● Exercise
Locate each line below that includes "Ystad" and reproduce it.
───
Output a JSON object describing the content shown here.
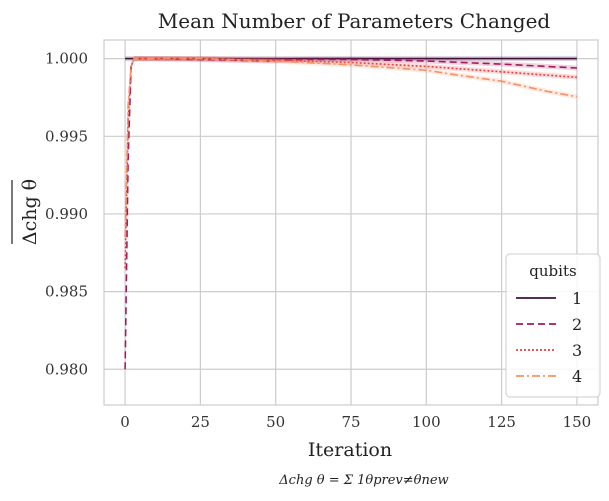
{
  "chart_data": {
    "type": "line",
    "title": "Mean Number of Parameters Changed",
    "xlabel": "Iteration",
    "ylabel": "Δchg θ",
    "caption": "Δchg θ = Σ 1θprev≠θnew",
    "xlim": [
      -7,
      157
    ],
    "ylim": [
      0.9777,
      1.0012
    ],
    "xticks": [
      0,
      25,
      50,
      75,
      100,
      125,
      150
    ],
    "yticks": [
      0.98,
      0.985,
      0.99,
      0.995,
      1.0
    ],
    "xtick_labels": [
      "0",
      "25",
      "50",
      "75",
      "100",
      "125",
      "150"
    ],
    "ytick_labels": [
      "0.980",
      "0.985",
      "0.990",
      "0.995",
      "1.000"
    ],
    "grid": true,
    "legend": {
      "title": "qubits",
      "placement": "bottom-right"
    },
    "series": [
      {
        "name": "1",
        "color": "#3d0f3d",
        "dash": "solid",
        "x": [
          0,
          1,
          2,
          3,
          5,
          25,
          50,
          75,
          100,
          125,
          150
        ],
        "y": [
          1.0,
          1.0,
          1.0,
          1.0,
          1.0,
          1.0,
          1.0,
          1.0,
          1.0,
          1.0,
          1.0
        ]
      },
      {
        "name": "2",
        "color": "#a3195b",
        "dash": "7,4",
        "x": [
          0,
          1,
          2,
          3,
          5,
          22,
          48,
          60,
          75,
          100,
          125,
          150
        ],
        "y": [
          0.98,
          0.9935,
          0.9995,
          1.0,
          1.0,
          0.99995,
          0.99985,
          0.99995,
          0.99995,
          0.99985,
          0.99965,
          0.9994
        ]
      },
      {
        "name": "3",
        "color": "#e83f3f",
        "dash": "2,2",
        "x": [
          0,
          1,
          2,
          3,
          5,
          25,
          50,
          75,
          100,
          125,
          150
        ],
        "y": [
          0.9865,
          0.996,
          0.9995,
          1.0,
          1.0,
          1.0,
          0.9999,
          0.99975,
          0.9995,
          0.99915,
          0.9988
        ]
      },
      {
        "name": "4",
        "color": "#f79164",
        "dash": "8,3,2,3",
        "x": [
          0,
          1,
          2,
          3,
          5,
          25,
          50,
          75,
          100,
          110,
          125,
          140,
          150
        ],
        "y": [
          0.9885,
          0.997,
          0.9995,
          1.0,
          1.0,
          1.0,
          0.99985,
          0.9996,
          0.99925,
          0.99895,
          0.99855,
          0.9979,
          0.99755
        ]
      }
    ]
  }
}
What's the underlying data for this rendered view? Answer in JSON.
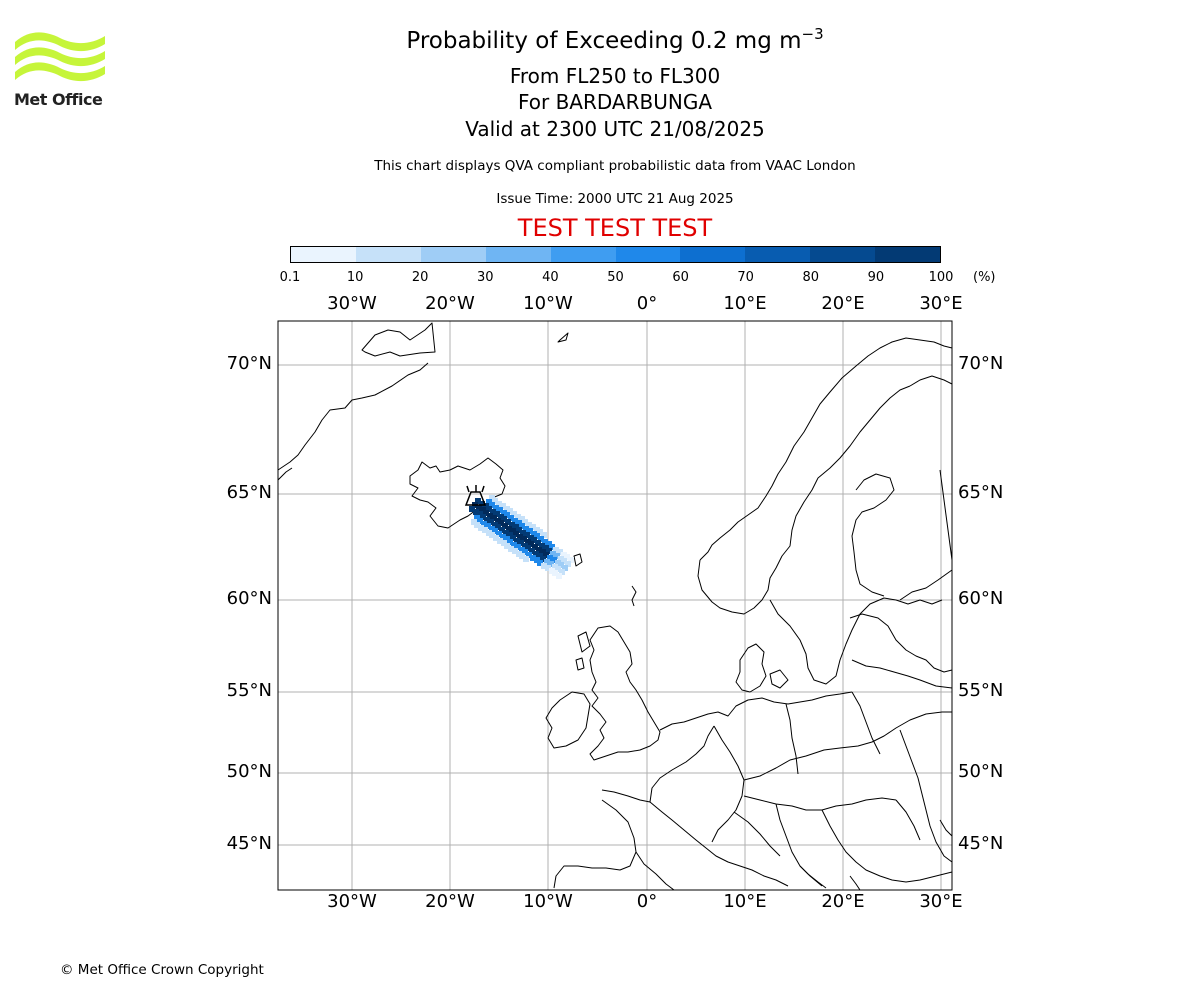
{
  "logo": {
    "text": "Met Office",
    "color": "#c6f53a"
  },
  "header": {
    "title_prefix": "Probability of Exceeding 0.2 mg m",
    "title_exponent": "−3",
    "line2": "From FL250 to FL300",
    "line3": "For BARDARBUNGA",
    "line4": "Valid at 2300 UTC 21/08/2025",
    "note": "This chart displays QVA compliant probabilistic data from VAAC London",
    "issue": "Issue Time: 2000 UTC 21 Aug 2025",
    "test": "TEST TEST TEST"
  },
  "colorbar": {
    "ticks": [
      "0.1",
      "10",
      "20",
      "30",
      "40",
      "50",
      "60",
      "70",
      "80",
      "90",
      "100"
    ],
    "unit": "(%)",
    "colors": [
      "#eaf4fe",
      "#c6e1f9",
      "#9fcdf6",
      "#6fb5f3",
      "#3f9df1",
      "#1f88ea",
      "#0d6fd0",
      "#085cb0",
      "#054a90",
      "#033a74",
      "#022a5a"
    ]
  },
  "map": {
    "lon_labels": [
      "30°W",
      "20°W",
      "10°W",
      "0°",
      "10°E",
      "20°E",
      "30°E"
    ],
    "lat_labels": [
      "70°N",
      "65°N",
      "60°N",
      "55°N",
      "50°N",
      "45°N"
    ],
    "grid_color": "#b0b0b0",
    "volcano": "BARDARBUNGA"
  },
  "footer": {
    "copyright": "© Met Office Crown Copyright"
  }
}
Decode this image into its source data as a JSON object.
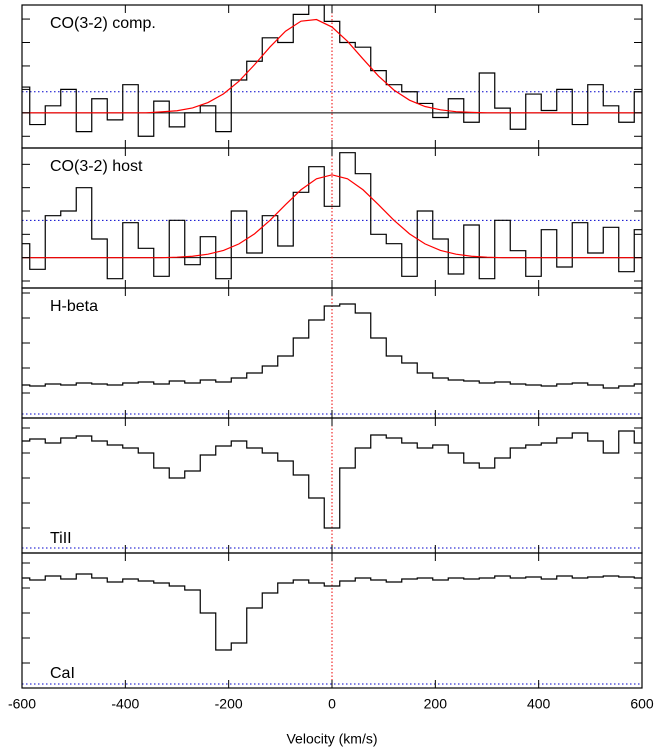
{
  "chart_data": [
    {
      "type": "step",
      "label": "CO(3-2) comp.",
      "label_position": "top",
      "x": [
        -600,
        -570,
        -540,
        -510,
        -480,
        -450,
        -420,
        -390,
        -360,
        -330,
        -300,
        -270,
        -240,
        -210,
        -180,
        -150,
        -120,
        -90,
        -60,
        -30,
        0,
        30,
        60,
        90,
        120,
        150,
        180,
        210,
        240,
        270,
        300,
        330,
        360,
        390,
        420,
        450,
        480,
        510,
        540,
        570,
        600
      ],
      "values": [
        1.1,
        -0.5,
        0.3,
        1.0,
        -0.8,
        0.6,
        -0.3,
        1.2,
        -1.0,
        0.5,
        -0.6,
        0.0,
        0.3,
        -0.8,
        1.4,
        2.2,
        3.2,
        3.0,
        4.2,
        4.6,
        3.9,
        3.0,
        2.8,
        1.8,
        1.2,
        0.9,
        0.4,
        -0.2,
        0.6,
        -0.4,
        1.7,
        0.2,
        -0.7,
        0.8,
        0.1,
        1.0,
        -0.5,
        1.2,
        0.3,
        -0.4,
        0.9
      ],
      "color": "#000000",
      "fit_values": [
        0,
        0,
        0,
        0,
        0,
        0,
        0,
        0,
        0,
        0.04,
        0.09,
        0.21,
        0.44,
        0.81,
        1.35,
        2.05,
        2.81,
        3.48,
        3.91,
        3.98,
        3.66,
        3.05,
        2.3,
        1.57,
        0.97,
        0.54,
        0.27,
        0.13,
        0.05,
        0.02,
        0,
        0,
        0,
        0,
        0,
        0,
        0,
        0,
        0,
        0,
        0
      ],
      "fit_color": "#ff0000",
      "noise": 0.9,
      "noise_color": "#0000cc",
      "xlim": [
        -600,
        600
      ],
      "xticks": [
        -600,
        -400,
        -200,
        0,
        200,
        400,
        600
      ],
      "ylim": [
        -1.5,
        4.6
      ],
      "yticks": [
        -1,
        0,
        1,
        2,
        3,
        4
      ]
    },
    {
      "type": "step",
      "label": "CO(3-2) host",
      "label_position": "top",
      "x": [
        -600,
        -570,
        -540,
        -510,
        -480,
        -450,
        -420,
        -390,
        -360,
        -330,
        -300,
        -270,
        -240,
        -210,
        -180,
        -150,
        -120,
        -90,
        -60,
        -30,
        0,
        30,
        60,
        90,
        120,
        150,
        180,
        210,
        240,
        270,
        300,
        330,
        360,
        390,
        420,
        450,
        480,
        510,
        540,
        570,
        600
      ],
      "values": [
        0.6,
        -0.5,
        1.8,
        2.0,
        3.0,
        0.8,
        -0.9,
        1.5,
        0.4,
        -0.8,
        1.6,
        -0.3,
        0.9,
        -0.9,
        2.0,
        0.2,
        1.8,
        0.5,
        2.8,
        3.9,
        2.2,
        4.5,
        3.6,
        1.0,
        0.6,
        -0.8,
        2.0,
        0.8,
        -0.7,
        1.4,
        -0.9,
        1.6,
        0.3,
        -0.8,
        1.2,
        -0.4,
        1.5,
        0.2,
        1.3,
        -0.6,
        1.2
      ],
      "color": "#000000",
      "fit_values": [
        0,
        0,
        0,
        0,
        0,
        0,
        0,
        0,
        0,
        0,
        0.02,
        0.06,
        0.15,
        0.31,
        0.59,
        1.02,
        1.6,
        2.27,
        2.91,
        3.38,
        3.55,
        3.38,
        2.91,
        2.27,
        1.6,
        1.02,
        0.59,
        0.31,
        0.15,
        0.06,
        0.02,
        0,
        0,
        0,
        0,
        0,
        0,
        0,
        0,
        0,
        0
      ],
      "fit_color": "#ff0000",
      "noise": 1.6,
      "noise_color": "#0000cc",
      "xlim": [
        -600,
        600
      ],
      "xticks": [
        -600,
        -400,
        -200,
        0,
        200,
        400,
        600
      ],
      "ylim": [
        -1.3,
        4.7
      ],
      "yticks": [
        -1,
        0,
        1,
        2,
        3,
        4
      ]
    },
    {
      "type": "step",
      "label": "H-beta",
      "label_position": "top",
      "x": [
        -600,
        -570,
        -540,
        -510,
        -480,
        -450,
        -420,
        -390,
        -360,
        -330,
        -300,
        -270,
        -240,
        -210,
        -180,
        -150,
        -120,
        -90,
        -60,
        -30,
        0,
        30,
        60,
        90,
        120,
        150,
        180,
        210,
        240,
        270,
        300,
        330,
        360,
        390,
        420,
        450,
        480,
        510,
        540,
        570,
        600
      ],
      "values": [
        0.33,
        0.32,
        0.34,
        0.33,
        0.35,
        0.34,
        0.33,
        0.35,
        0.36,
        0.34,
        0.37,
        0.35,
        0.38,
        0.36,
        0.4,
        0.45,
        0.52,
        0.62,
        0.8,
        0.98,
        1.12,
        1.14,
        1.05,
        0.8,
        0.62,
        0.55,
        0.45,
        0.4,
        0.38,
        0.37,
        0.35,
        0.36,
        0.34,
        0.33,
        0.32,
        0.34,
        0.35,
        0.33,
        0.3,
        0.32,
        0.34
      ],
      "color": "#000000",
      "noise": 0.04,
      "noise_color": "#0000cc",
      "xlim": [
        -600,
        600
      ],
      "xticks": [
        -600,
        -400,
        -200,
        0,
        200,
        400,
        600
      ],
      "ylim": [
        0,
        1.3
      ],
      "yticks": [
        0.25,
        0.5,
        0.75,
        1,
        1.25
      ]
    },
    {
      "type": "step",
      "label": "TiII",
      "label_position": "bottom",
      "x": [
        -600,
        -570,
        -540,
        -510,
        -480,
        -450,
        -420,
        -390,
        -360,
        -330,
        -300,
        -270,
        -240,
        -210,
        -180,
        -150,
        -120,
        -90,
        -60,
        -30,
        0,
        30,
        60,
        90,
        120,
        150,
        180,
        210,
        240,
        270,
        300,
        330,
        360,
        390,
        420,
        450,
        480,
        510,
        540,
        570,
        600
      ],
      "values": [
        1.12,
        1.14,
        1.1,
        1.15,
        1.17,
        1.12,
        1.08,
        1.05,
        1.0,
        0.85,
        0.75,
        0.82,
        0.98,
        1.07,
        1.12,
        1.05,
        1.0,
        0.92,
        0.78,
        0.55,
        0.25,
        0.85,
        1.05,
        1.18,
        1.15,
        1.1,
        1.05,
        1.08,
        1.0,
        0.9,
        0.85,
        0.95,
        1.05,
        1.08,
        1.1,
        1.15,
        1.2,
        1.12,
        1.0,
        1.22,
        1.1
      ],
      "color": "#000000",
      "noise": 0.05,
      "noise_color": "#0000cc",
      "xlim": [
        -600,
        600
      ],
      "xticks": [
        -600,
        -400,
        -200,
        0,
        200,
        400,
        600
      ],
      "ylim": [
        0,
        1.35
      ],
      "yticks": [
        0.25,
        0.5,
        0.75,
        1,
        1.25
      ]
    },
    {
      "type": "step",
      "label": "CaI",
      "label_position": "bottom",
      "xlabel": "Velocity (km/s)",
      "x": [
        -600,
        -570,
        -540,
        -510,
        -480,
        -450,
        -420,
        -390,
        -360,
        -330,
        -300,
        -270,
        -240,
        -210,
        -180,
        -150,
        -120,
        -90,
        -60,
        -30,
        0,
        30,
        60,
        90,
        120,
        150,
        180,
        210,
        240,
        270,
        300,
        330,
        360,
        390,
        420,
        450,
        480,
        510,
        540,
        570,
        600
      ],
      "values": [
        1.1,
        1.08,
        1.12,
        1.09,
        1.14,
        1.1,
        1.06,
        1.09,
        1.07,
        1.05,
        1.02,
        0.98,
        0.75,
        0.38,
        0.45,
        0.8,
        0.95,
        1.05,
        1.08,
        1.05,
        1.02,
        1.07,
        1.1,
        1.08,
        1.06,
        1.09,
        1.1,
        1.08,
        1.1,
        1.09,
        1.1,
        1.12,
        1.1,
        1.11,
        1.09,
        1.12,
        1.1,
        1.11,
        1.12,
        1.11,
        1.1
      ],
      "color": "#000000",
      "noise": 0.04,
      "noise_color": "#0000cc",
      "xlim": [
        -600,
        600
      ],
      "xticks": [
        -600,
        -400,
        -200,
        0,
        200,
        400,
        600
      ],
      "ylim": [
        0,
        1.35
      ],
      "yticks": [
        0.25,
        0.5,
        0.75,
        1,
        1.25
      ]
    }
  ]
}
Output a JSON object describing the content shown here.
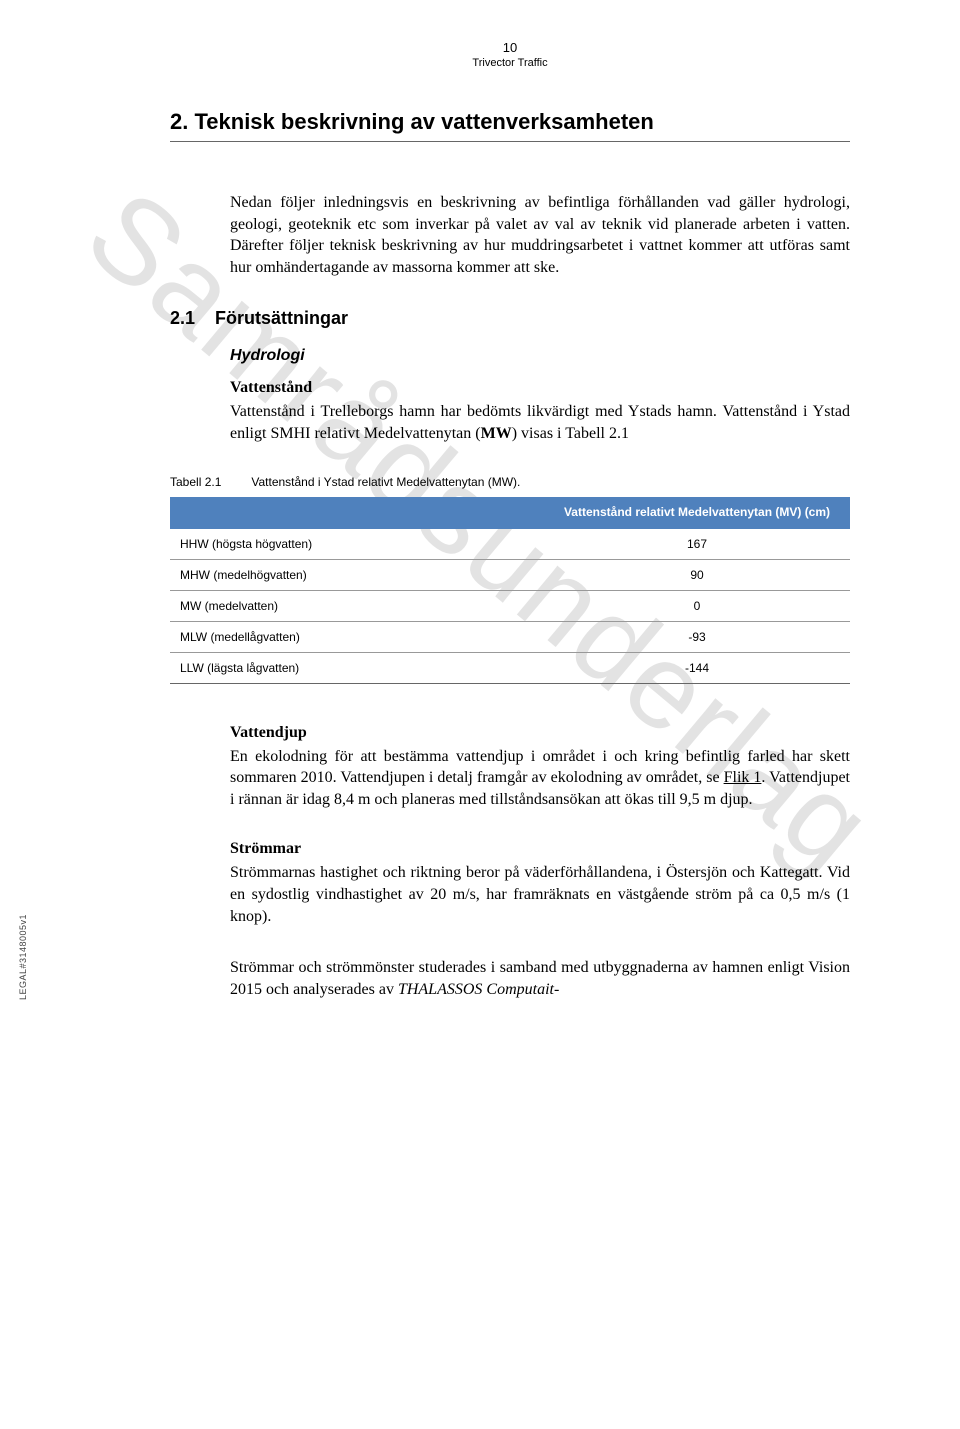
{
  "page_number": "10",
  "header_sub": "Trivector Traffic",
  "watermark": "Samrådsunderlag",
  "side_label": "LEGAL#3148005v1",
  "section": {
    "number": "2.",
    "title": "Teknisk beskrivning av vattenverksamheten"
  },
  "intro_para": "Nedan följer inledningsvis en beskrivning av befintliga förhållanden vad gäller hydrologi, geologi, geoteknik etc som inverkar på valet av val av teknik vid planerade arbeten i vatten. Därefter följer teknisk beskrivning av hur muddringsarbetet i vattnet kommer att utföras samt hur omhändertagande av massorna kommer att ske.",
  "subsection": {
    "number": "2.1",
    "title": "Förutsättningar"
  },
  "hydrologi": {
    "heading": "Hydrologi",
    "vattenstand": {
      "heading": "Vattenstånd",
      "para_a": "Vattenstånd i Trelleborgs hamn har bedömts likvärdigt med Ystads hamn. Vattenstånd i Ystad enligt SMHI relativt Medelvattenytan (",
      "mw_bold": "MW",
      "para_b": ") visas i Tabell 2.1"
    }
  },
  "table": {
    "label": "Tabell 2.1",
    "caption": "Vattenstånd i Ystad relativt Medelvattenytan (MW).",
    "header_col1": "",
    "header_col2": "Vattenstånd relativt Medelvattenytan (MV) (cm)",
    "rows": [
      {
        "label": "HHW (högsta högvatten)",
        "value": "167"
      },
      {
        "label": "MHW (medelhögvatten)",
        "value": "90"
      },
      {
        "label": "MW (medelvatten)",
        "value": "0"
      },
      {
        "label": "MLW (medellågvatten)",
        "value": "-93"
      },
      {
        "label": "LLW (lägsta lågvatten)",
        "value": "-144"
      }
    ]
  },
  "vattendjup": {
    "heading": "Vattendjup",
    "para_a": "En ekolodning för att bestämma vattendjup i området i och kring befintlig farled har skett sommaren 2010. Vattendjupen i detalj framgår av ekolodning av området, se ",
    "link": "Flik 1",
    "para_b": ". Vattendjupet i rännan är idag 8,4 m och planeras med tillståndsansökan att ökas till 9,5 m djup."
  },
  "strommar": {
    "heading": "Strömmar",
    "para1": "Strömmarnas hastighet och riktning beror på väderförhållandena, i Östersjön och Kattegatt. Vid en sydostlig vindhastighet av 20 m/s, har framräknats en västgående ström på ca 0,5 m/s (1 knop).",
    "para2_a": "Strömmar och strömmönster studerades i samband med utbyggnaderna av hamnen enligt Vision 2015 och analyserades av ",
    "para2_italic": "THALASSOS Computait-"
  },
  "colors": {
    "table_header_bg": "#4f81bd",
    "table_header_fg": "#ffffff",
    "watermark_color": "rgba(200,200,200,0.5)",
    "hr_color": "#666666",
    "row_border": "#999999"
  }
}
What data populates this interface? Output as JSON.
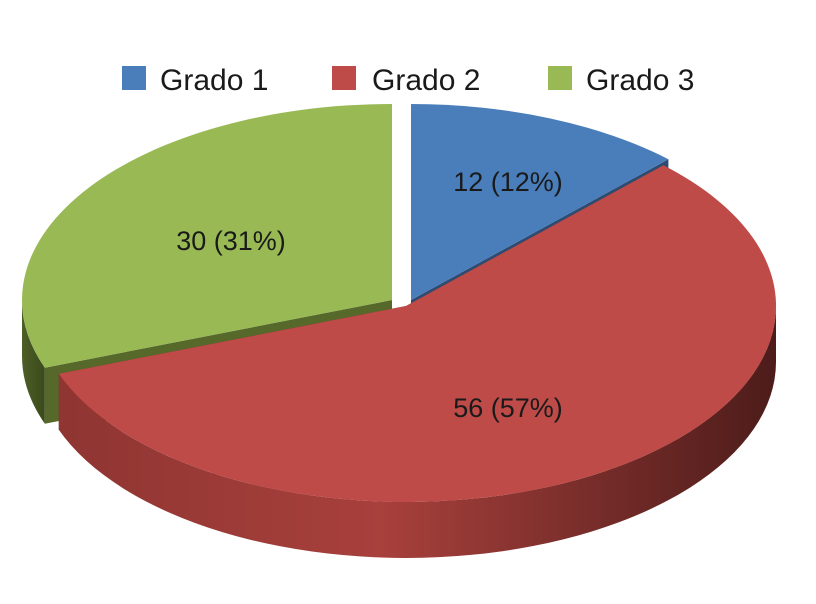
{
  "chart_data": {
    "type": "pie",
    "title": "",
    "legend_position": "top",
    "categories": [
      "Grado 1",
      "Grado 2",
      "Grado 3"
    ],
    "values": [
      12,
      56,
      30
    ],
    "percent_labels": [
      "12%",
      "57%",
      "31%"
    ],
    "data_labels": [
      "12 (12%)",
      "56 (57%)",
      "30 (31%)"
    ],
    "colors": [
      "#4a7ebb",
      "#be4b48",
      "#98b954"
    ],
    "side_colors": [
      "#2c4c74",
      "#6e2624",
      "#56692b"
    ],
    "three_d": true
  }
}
───
● Solution to the exercise
      "para_a": "Vattenstånd i Trelleborgs hamn har bedömts likvärdigt med Ystads hamn. Vattenstånd i Ystad enligt SMHI relativt Medelvattenytan (",
    "caption": "Vattenstånd i Ystad relativt Medelvattenytan (MW).",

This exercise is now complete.